§ Chart and figure data
+ + +

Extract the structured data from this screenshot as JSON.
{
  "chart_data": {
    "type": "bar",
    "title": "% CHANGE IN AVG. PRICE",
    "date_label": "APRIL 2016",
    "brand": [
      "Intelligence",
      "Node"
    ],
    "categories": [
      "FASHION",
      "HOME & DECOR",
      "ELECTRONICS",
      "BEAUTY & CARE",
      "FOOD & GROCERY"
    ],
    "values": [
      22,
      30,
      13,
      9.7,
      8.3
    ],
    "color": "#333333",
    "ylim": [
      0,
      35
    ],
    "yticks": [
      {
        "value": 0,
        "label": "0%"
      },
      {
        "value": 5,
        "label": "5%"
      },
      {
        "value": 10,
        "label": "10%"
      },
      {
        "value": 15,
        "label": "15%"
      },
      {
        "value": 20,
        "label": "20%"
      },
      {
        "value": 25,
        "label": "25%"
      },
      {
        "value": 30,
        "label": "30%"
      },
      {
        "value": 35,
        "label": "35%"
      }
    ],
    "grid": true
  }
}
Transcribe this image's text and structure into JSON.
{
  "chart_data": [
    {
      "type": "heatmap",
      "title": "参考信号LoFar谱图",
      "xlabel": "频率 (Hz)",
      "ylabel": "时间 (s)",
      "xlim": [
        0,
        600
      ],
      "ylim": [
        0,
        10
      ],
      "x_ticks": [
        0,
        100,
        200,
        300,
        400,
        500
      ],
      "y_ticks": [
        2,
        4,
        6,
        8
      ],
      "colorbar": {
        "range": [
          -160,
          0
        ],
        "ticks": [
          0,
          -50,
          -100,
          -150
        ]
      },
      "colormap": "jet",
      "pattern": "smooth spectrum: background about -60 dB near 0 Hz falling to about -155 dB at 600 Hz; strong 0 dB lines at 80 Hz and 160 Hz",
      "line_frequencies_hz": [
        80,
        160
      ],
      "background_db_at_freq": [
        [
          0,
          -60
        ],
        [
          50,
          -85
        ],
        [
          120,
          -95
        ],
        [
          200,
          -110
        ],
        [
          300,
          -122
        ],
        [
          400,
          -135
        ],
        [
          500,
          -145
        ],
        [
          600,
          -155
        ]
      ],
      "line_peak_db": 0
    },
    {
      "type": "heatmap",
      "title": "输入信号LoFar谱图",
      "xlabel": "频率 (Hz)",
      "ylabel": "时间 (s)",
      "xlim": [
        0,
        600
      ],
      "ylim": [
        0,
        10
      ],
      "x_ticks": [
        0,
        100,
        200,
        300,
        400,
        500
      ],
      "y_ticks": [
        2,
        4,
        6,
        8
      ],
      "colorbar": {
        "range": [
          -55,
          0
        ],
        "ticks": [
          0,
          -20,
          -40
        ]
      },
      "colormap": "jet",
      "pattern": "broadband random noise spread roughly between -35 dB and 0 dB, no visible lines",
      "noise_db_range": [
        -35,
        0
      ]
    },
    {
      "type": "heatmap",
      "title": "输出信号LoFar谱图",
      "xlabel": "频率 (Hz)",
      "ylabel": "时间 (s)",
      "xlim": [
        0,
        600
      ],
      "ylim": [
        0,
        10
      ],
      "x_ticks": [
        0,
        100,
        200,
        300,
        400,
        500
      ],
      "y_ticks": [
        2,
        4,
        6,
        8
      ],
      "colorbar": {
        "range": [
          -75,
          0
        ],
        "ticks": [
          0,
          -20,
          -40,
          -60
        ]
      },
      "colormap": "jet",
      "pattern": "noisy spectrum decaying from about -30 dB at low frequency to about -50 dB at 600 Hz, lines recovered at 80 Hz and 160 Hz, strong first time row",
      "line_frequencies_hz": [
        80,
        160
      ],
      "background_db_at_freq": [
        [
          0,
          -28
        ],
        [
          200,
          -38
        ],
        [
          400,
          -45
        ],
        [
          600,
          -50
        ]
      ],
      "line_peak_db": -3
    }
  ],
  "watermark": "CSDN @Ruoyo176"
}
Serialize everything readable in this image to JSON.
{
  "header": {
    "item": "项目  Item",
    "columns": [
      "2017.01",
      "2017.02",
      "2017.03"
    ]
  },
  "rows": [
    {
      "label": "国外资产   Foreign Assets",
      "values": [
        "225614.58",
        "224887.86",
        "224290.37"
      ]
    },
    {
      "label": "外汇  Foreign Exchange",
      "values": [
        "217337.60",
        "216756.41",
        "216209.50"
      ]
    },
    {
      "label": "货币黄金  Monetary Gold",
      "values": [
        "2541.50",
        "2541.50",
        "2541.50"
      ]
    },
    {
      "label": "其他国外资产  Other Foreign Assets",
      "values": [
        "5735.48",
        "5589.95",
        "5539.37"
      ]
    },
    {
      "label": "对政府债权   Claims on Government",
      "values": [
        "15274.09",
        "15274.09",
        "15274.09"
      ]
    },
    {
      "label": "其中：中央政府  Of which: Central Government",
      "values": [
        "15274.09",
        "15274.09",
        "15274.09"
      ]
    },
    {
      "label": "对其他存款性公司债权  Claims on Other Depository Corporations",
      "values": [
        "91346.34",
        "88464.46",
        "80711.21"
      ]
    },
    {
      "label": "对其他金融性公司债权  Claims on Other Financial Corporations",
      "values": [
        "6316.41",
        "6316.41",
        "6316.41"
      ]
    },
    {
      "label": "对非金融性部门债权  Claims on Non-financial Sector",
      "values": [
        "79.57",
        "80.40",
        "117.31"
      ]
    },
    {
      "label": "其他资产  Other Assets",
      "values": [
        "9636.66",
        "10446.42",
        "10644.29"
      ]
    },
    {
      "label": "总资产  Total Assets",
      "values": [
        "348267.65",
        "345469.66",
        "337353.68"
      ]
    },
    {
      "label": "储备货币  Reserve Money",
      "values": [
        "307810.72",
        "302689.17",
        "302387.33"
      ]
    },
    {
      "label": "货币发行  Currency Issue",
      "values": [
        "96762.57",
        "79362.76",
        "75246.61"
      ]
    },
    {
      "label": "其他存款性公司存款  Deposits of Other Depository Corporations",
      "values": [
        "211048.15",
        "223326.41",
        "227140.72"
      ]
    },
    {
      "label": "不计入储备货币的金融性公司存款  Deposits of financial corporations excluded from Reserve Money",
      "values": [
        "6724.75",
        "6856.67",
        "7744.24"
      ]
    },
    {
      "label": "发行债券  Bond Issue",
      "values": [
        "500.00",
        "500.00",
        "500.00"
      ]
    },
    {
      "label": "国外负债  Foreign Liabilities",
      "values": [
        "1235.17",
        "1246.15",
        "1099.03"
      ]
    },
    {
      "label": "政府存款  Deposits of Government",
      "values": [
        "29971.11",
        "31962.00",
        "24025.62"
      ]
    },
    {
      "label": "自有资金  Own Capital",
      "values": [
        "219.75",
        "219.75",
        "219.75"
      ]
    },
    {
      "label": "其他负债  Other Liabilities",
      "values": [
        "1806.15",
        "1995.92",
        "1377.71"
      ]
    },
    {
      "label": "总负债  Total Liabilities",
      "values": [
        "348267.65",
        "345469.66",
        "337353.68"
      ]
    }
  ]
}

+ + +

§ Task instructions
Make an exact copy of the listing, including every line.

§ Solution to the exercise
Extract the structured data from this screenshot as JSON.
{
  "chart_data": {
    "type": "bar",
    "title": "% CHANGE IN AVG. PRICE",
    "date_label": "APRIL 2016",
    "brand": [
      "Intelligence",
      "Node"
    ],
    "categories": [
      "FASHION",
      "HOME & DECOR",
      "ELECTRONICS",
      "BEAUTY & CARE",
      "FOOD & GROCERY"
    ],
    "values": [
      22,
      30,
      13,
      9.7,
      8.3
    ],
    "color": "#333333",
    "ylim": [
      0,
      35
    ],
    "yticks": [
      {
        "value": 0,
        "label": "0%"
      },
      {
        "value": 5,
        "label": "5%"
      },
      {
        "value": 10,
        "label": "10%"
      },
      {
        "value": 15,
        "label": "15%"
      },
      {
        "value": 20,
        "label": "20%"
      },
      {
        "value": 25,
        "label": "25%"
      },
      {
        "value": 30,
        "label": "30%"
      },
      {
        "value": 35,
        "label": "35%"
      }
    ],
    "grid": true
  }
}
Transcribe this image's text and structure into JSON.
{
  "chart_data": [
    {
      "type": "heatmap",
      "title": "参考信号LoFar谱图",
      "xlabel": "频率 (Hz)",
      "ylabel": "时间 (s)",
      "xlim": [
        0,
        600
      ],
      "ylim": [
        0,
        10
      ],
      "x_ticks": [
        0,
        100,
        200,
        300,
        400,
        500
      ],
      "y_ticks": [
        2,
        4,
        6,
        8
      ],
      "colorbar": {
        "range": [
          -160,
          0
        ],
        "ticks": [
          0,
          -50,
          -100,
          -150
        ]
      },
      "colormap": "jet",
      "pattern": "smooth spectrum: background about -60 dB near 0 Hz falling to about -155 dB at 600 Hz; strong 0 dB lines at 80 Hz and 160 Hz",
      "line_frequencies_hz": [
        80,
        160
      ],
      "background_db_at_freq": [
        [
          0,
          -60
        ],
        [
          50,
          -85
        ],
        [
          120,
          -95
        ],
        [
          200,
          -110
        ],
        [
          300,
          -122
        ],
        [
          400,
          -135
        ],
        [
          500,
          -145
        ],
        [
          600,
          -155
        ]
      ],
      "line_peak_db": 0
    },
    {
      "type": "heatmap",
      "title": "输入信号LoFar谱图",
      "xlabel": "频率 (Hz)",
      "ylabel": "时间 (s)",
      "xlim": [
        0,
        600
      ],
      "ylim": [
        0,
        10
      ],
      "x_ticks": [
        0,
        100,
        200,
        300,
        400,
        500
      ],
      "y_ticks": [
        2,
        4,
        6,
        8
      ],
      "colorbar": {
        "range": [
          -55,
          0
        ],
        "ticks": [
          0,
          -20,
          -40
        ]
      },
      "colormap": "jet",
      "pattern": "broadband random noise spread roughly between -35 dB and 0 dB, no visible lines",
      "noise_db_range": [
        -35,
        0
      ]
    },
    {
      "type": "heatmap",
      "title": "输出信号LoFar谱图",
      "xlabel": "频率 (Hz)",
      "ylabel": "时间 (s)",
      "xlim": [
        0,
        600
      ],
      "ylim": [
        0,
        10
      ],
      "x_ticks": [
        0,
        100,
        200,
        300,
        400,
        500
      ],
      "y_ticks": [
        2,
        4,
        6,
        8
      ],
      "colorbar": {
        "range": [
          -75,
          0
        ],
        "ticks": [
          0,
          -20,
          -40,
          -60
        ]
      },
      "colormap": "jet",
      "pattern": "noisy spectrum decaying from about -30 dB at low frequency to about -50 dB at 600 Hz, lines recovered at 80 Hz and 160 Hz, strong first time row",
      "line_frequencies_hz": [
        80,
        160
      ],
      "background_db_at_freq": [
        [
          0,
          -28
        ],
        [
          200,
          -38
        ],
        [
          400,
          -45
        ],
        [
          600,
          -50
        ]
      ],
      "line_peak_db": -3
    }
  ],
  "watermark": "CSDN @Ruoyo176"
}
Serialize everything readable in this image to JSON.
{
  "header": {
    "item": "项目  Item",
    "columns": [
      "2017.01",
      "2017.02",
      "2017.03"
    ]
  },
  "rows": [
    {
      "label": "国外资产   Foreign Assets",
      "values": [
        "225614.58",
        "224887.86",
        "224290.37"
      ]
    },
    {
      "label": "外汇  Foreign Exchange",
      "values": [
        "217337.60",
        "216756.41",
        "216209.50"
      ]
    },
    {
      "label": "货币黄金  Monetary Gold",
      "values": [
        "2541.50",
        "2541.50",
        "2541.50"
      ]
    },
    {
      "label": "其他国外资产  Other Foreign Assets",
      "values": [
        "5735.48",
        "5589.95",
        "5539.37"
      ]
    },
    {
      "label": "对政府债权   Claims on Government",
      "values": [
        "15274.09",
        "15274.09",
        "15274.09"
      ]
    },
    {
      "label": "其中：中央政府  Of which: Central Government",
      "values": [
        "15274.09",
        "15274.09",
        "15274.09"
      ]
    },
    {
      "label": "对其他存款性公司债权  Claims on Other Depository Corporations",
      "values": [
        "91346.34",
        "88464.46",
        "80711.21"
      ]
    },
    {
      "label": "对其他金融性公司债权  Claims on Other Financial Corporations",
      "values": [
        "6316.41",
        "6316.41",
        "6316.41"
      ]
    },
    {
      "label": "对非金融性部门债权  Claims on Non-financial Sector",
      "values": [
        "79.57",
        "80.40",
        "117.31"
      ]
    },
    {
      "label": "其他资产  Other Assets",
      "values": [
        "9636.66",
        "10446.42",
        "10644.29"
      ]
    },
    {
      "label": "总资产  Total Assets",
      "values": [
        "348267.65",
        "345469.66",
        "337353.68"
      ]
    },
    {
      "label": "储备货币  Reserve Money",
      "values": [
        "307810.72",
        "302689.17",
        "302387.33"
      ]
    },
    {
      "label": "货币发行  Currency Issue",
      "values": [
        "96762.57",
        "79362.76",
        "75246.61"
      ]
    },
    {
      "label": "其他存款性公司存款  Deposits of Other Depository Corporations",
      "values": [
        "211048.15",
        "223326.41",
        "227140.72"
      ]
    },
    {
      "label": "不计入储备货币的金融性公司存款  Deposits of financial corporations excluded from Reserve Money",
      "values": [
        "6724.75",
        "6856.67",
        "7744.24"
      ]
    },
    {
      "label": "发行债券  Bond Issue",
      "values": [
        "500.00",
        "500.00",
        "500.00"
      ]
    },
    {
      "label": "国外负债  Foreign Liabilities",
      "values": [
        "1235.17",
        "1246.15",
        "1099.03"
      ]
    },
    {
      "label": "政府存款  Deposits of Government",
      "values": [
        "29971.11",
        "31962.00",
        "24025.62"
      ]
    },
    {
      "label": "自有资金  Own Capital",
      "values": [
        "219.75",
        "219.75",
        "219.75"
      ]
    },
    {
      "label": "其他负债  Other Liabilities",
      "values": [
        "1806.15",
        "1995.92",
        "1377.71"
      ]
    },
    {
      "label": "总负债  Total Liabilities",
      "values": [
        "348267.65",
        "345469.66",
        "337353.68"
      ]
    }
  ]
}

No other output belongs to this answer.